■ **Provided data**
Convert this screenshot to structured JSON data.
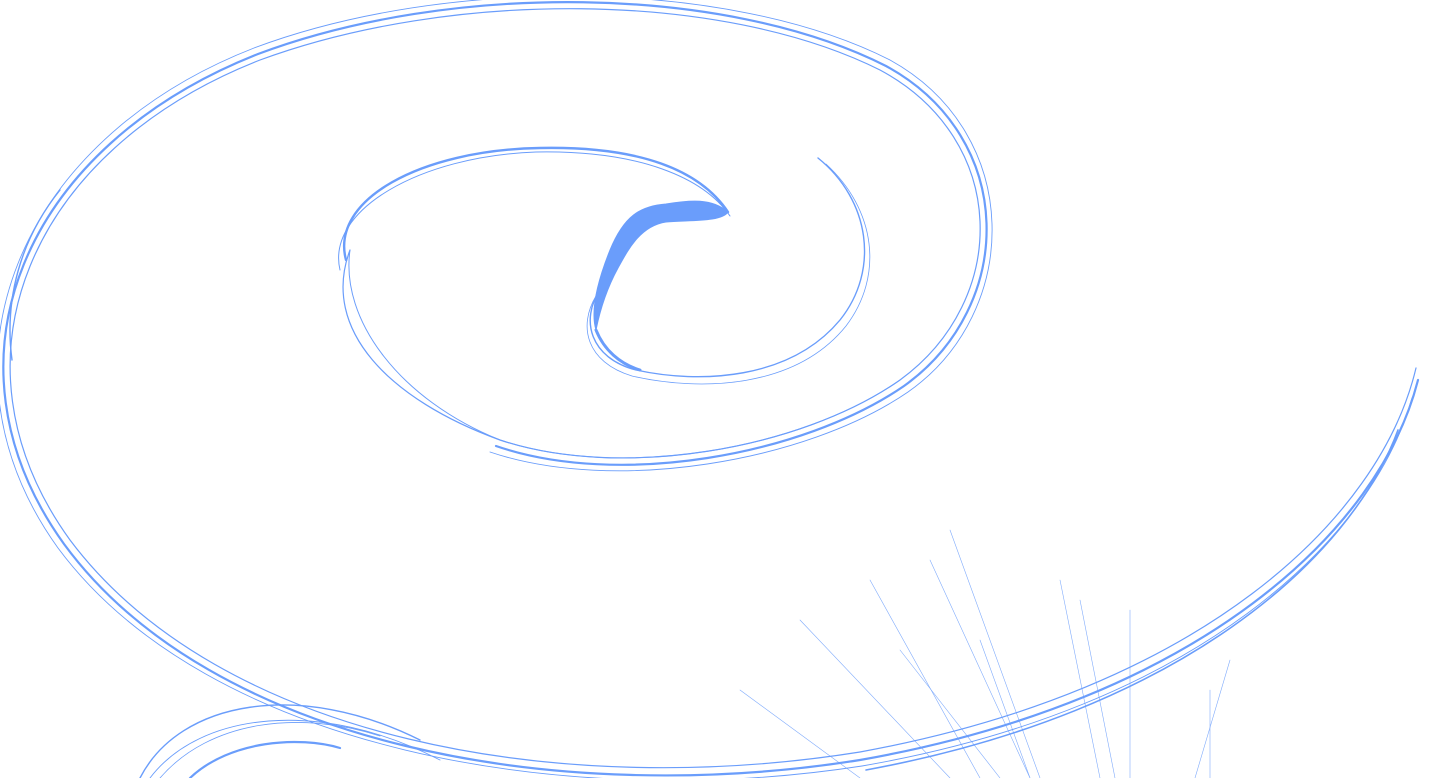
{
  "artwork": {
    "background_color": "#ffffff",
    "stroke_color": "#6a9dfb",
    "subject": "abstract-swirl-pattern"
  }
}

■ **Description of the task**
All records must be output exactly as they are, except for the pictures, which are left out.

■ **The completed task**
Convert this screenshot to structured JSON data.
{
  "artwork": {
    "background_color": "#ffffff",
    "stroke_color": "#6a9dfb",
    "subject": "abstract-swirl-pattern"
  }
}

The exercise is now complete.